--- Begin Data lines ---
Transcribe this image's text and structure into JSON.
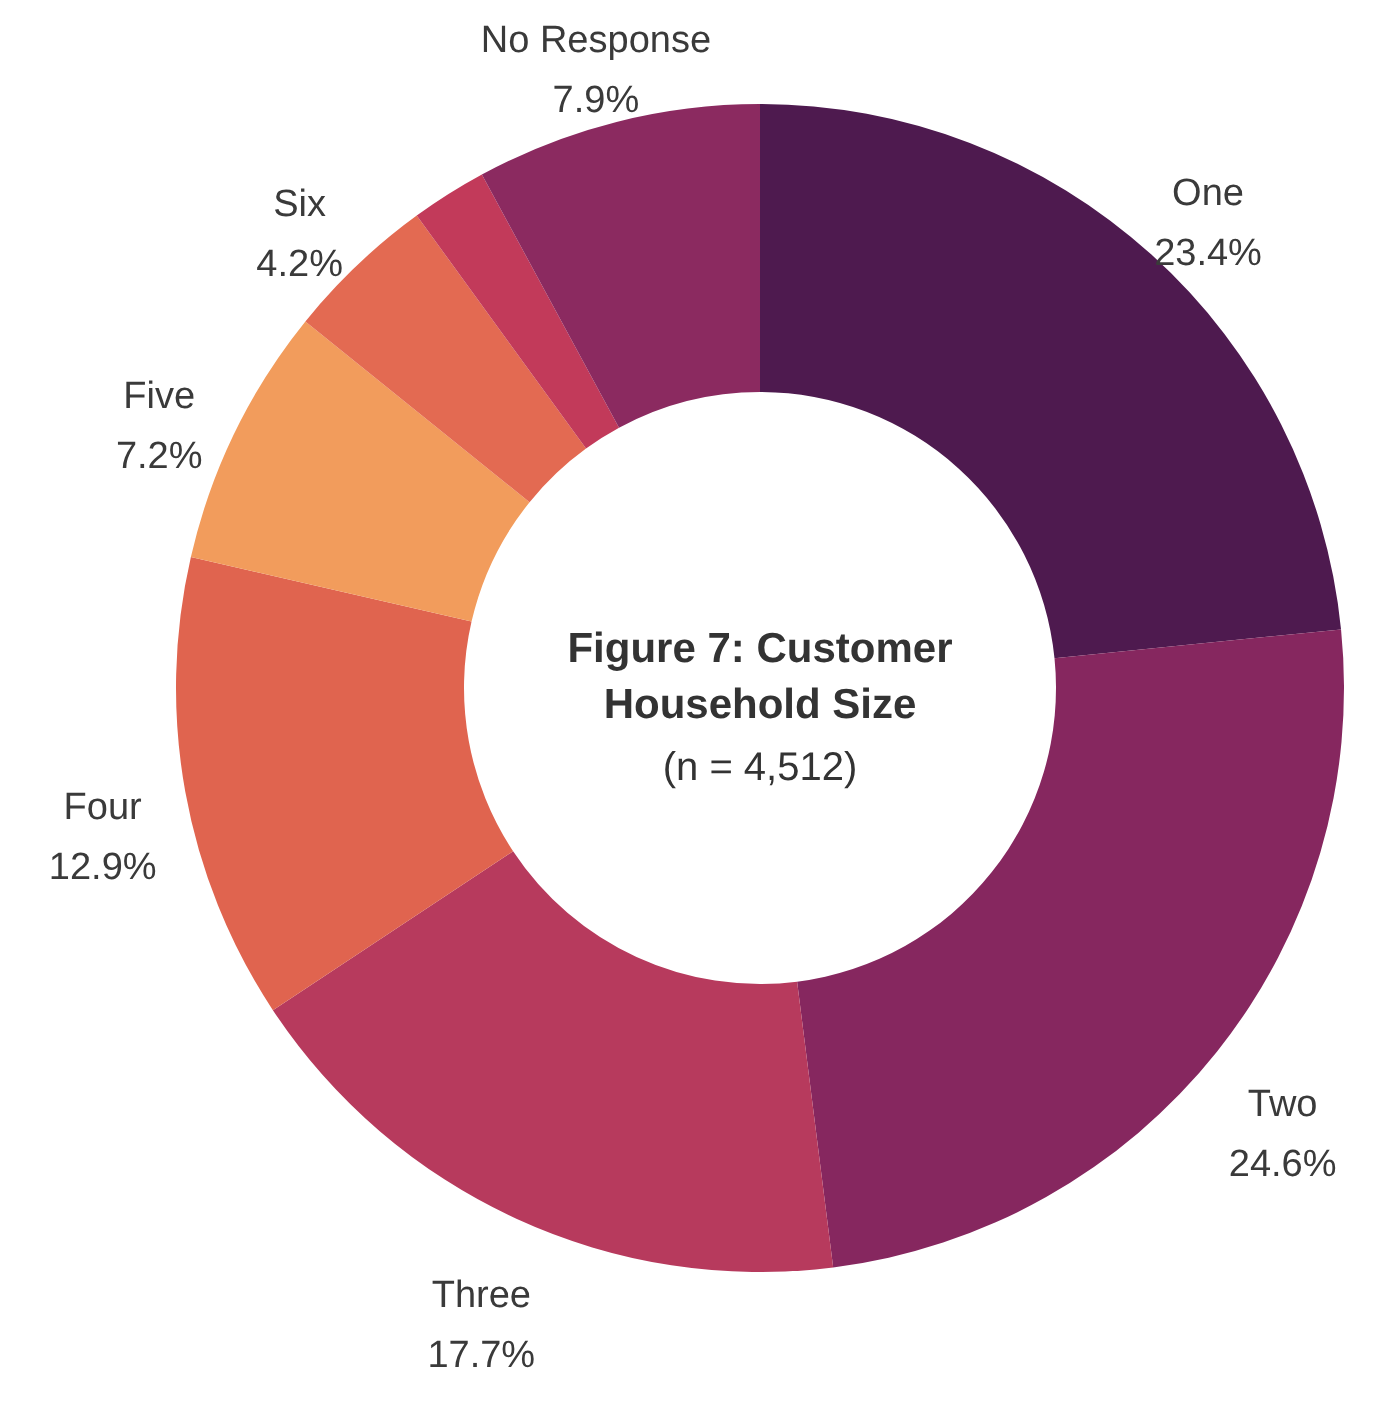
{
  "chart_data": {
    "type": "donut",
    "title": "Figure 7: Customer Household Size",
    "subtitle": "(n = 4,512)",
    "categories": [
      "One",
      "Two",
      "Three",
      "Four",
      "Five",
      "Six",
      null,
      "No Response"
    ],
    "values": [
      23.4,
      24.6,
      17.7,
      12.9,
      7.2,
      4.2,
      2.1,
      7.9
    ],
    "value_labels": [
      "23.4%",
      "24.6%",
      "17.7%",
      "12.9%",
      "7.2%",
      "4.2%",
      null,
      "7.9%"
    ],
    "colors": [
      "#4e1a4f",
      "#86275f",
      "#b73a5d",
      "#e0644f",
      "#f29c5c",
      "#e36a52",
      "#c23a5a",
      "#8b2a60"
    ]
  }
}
--- End Data lines ---
» Your task:
Copy every record character for character. Skip the pictures.

» Answer:
Transcribe this image's text and structure into JSON.
{
  "chart_data": {
    "type": "donut",
    "title": "Figure 7: Customer Household Size",
    "subtitle": "(n = 4,512)",
    "categories": [
      "One",
      "Two",
      "Three",
      "Four",
      "Five",
      "Six",
      null,
      "No Response"
    ],
    "values": [
      23.4,
      24.6,
      17.7,
      12.9,
      7.2,
      4.2,
      2.1,
      7.9
    ],
    "value_labels": [
      "23.4%",
      "24.6%",
      "17.7%",
      "12.9%",
      "7.2%",
      "4.2%",
      null,
      "7.9%"
    ],
    "colors": [
      "#4e1a4f",
      "#86275f",
      "#b73a5d",
      "#e0644f",
      "#f29c5c",
      "#e36a52",
      "#c23a5a",
      "#8b2a60"
    ]
  }
}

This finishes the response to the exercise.